• _Task_:
Below are some records. Copy every line in them that holds "referred".

-.-.-

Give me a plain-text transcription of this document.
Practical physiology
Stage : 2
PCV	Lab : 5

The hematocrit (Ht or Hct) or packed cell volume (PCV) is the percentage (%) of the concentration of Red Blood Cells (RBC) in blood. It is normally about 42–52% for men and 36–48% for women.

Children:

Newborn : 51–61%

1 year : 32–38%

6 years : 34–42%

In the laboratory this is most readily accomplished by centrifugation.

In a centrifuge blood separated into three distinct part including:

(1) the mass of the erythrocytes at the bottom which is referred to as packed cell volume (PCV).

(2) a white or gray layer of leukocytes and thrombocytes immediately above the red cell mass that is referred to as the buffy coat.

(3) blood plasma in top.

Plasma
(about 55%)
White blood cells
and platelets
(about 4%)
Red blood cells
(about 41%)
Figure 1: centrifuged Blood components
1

-.-.-

• _Output of the exercise_:
(1) the mass of the erythrocytes at the bottom which is referred to as packed cell volume (PCV).
(2) a white or gray layer of leukocytes and thrombocytes immediately above the red cell mass that is referred to as the buffy coat.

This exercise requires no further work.